:: WHAT YOU ARE ASKED TO DO ::
Every record here should be printed again exactly.

— START TASK INPUTS —

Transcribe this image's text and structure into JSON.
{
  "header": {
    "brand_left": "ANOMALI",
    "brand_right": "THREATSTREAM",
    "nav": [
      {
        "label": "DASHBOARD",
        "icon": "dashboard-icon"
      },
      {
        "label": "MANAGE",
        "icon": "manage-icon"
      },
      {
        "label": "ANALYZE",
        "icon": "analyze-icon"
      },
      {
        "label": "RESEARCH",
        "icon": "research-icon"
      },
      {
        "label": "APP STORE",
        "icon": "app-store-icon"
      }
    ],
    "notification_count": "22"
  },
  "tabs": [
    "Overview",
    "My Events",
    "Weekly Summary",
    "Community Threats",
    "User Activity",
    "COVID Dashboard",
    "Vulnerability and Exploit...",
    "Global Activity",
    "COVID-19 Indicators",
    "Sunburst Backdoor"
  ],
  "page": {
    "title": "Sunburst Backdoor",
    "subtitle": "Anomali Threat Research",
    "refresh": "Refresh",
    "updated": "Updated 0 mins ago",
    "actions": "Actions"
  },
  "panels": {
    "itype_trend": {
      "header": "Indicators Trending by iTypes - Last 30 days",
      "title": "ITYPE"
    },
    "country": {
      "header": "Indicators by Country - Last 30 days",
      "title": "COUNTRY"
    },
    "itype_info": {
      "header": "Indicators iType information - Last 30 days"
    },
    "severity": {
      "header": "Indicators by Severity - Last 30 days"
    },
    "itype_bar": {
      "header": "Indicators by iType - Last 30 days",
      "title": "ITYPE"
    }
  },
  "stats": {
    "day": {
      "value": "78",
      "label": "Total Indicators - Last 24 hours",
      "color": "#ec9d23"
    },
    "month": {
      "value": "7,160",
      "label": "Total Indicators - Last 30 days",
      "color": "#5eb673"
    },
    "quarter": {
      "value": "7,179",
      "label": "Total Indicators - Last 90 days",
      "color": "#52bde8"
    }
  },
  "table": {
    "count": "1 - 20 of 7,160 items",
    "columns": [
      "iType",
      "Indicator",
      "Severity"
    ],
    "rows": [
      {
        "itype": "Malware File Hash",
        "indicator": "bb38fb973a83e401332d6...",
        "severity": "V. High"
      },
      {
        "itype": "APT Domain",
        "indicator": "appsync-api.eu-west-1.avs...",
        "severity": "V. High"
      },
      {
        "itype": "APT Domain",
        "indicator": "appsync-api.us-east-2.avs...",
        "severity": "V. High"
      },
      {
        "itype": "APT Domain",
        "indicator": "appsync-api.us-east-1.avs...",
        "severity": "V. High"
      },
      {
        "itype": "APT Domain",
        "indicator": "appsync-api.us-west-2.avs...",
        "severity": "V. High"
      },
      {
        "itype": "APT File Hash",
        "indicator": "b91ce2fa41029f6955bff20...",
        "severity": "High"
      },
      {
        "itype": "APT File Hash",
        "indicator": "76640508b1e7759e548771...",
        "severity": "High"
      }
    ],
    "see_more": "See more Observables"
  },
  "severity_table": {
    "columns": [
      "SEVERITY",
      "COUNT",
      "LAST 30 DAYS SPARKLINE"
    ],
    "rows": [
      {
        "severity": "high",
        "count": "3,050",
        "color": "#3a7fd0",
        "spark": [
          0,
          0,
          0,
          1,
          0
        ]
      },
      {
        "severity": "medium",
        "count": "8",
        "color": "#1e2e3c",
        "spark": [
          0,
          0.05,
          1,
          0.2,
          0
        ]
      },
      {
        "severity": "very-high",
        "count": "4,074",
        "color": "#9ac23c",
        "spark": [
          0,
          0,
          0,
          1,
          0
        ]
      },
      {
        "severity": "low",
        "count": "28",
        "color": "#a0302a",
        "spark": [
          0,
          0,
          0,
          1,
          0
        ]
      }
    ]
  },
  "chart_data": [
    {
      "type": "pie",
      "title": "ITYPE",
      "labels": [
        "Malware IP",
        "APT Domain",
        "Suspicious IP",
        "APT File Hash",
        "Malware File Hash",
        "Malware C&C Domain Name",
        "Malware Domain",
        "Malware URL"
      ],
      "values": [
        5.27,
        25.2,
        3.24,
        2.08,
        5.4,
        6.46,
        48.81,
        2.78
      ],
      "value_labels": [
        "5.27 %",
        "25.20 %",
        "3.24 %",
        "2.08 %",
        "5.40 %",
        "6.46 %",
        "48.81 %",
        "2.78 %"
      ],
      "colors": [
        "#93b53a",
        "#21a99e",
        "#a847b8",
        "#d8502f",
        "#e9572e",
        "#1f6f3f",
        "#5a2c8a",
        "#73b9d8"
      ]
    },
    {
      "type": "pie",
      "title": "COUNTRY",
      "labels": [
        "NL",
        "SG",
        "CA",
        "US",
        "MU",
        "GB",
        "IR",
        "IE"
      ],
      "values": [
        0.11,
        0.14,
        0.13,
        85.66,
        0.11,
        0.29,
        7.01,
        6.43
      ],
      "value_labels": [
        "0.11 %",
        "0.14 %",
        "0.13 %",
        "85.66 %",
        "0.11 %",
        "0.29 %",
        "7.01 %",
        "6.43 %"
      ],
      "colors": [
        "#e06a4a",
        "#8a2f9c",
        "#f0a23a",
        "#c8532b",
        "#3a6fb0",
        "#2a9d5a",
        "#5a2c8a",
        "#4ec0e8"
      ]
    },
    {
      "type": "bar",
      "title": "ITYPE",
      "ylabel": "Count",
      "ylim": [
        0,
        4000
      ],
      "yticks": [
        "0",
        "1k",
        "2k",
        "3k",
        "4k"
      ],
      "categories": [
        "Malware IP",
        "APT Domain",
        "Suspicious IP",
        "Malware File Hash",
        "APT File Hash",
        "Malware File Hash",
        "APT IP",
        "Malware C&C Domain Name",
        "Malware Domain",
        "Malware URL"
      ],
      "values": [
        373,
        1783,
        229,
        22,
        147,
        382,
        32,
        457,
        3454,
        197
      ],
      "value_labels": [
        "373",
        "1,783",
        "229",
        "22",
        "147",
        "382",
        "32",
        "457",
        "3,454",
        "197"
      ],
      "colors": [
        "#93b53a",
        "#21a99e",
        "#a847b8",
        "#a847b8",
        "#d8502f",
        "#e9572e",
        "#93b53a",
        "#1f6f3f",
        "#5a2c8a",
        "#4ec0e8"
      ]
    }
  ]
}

— END TASK INPUTS —

:: EXERCISE ANSWER ::
Transcribe this image's text and structure into JSON.
{
  "header": {
    "brand_left": "ANOMALI",
    "brand_right": "THREATSTREAM",
    "nav": [
      {
        "label": "DASHBOARD",
        "icon": "dashboard-icon"
      },
      {
        "label": "MANAGE",
        "icon": "manage-icon"
      },
      {
        "label": "ANALYZE",
        "icon": "analyze-icon"
      },
      {
        "label": "RESEARCH",
        "icon": "research-icon"
      },
      {
        "label": "APP STORE",
        "icon": "app-store-icon"
      }
    ],
    "notification_count": "22"
  },
  "tabs": [
    "Overview",
    "My Events",
    "Weekly Summary",
    "Community Threats",
    "User Activity",
    "COVID Dashboard",
    "Vulnerability and Exploit...",
    "Global Activity",
    "COVID-19 Indicators",
    "Sunburst Backdoor"
  ],
  "page": {
    "title": "Sunburst Backdoor",
    "subtitle": "Anomali Threat Research",
    "refresh": "Refresh",
    "updated": "Updated 0 mins ago",
    "actions": "Actions"
  },
  "panels": {
    "itype_trend": {
      "header": "Indicators Trending by iTypes - Last 30 days",
      "title": "ITYPE"
    },
    "country": {
      "header": "Indicators by Country - Last 30 days",
      "title": "COUNTRY"
    },
    "itype_info": {
      "header": "Indicators iType information - Last 30 days"
    },
    "severity": {
      "header": "Indicators by Severity - Last 30 days"
    },
    "itype_bar": {
      "header": "Indicators by iType - Last 30 days",
      "title": "ITYPE"
    }
  },
  "stats": {
    "day": {
      "value": "78",
      "label": "Total Indicators - Last 24 hours",
      "color": "#ec9d23"
    },
    "month": {
      "value": "7,160",
      "label": "Total Indicators - Last 30 days",
      "color": "#5eb673"
    },
    "quarter": {
      "value": "7,179",
      "label": "Total Indicators - Last 90 days",
      "color": "#52bde8"
    }
  },
  "table": {
    "count": "1 - 20 of 7,160 items",
    "columns": [
      "iType",
      "Indicator",
      "Severity"
    ],
    "rows": [
      {
        "itype": "Malware File Hash",
        "indicator": "bb38fb973a83e401332d6...",
        "severity": "V. High"
      },
      {
        "itype": "APT Domain",
        "indicator": "appsync-api.eu-west-1.avs...",
        "severity": "V. High"
      },
      {
        "itype": "APT Domain",
        "indicator": "appsync-api.us-east-2.avs...",
        "severity": "V. High"
      },
      {
        "itype": "APT Domain",
        "indicator": "appsync-api.us-east-1.avs...",
        "severity": "V. High"
      },
      {
        "itype": "APT Domain",
        "indicator": "appsync-api.us-west-2.avs...",
        "severity": "V. High"
      },
      {
        "itype": "APT File Hash",
        "indicator": "b91ce2fa41029f6955bff20...",
        "severity": "High"
      },
      {
        "itype": "APT File Hash",
        "indicator": "76640508b1e7759e548771...",
        "severity": "High"
      }
    ],
    "see_more": "See more Observables"
  },
  "severity_table": {
    "columns": [
      "SEVERITY",
      "COUNT",
      "LAST 30 DAYS SPARKLINE"
    ],
    "rows": [
      {
        "severity": "high",
        "count": "3,050",
        "color": "#3a7fd0",
        "spark": [
          0,
          0,
          0,
          1,
          0
        ]
      },
      {
        "severity": "medium",
        "count": "8",
        "color": "#1e2e3c",
        "spark": [
          0,
          0.05,
          1,
          0.2,
          0
        ]
      },
      {
        "severity": "very-high",
        "count": "4,074",
        "color": "#9ac23c",
        "spark": [
          0,
          0,
          0,
          1,
          0
        ]
      },
      {
        "severity": "low",
        "count": "28",
        "color": "#a0302a",
        "spark": [
          0,
          0,
          0,
          1,
          0
        ]
      }
    ]
  },
  "chart_data": [
    {
      "type": "pie",
      "title": "ITYPE",
      "labels": [
        "Malware IP",
        "APT Domain",
        "Suspicious IP",
        "APT File Hash",
        "Malware File Hash",
        "Malware C&C Domain Name",
        "Malware Domain",
        "Malware URL"
      ],
      "values": [
        5.27,
        25.2,
        3.24,
        2.08,
        5.4,
        6.46,
        48.81,
        2.78
      ],
      "value_labels": [
        "5.27 %",
        "25.20 %",
        "3.24 %",
        "2.08 %",
        "5.40 %",
        "6.46 %",
        "48.81 %",
        "2.78 %"
      ],
      "colors": [
        "#93b53a",
        "#21a99e",
        "#a847b8",
        "#d8502f",
        "#e9572e",
        "#1f6f3f",
        "#5a2c8a",
        "#73b9d8"
      ]
    },
    {
      "type": "pie",
      "title": "COUNTRY",
      "labels": [
        "NL",
        "SG",
        "CA",
        "US",
        "MU",
        "GB",
        "IR",
        "IE"
      ],
      "values": [
        0.11,
        0.14,
        0.13,
        85.66,
        0.11,
        0.29,
        7.01,
        6.43
      ],
      "value_labels": [
        "0.11 %",
        "0.14 %",
        "0.13 %",
        "85.66 %",
        "0.11 %",
        "0.29 %",
        "7.01 %",
        "6.43 %"
      ],
      "colors": [
        "#e06a4a",
        "#8a2f9c",
        "#f0a23a",
        "#c8532b",
        "#3a6fb0",
        "#2a9d5a",
        "#5a2c8a",
        "#4ec0e8"
      ]
    },
    {
      "type": "bar",
      "title": "ITYPE",
      "ylabel": "Count",
      "ylim": [
        0,
        4000
      ],
      "yticks": [
        "0",
        "1k",
        "2k",
        "3k",
        "4k"
      ],
      "categories": [
        "Malware IP",
        "APT Domain",
        "Suspicious IP",
        "Malware File Hash",
        "APT File Hash",
        "Malware File Hash",
        "APT IP",
        "Malware C&C Domain Name",
        "Malware Domain",
        "Malware URL"
      ],
      "values": [
        373,
        1783,
        229,
        22,
        147,
        382,
        32,
        457,
        3454,
        197
      ],
      "value_labels": [
        "373",
        "1,783",
        "229",
        "22",
        "147",
        "382",
        "32",
        "457",
        "3,454",
        "197"
      ],
      "colors": [
        "#93b53a",
        "#21a99e",
        "#a847b8",
        "#a847b8",
        "#d8502f",
        "#e9572e",
        "#93b53a",
        "#1f6f3f",
        "#5a2c8a",
        "#4ec0e8"
      ]
    }
  ]
}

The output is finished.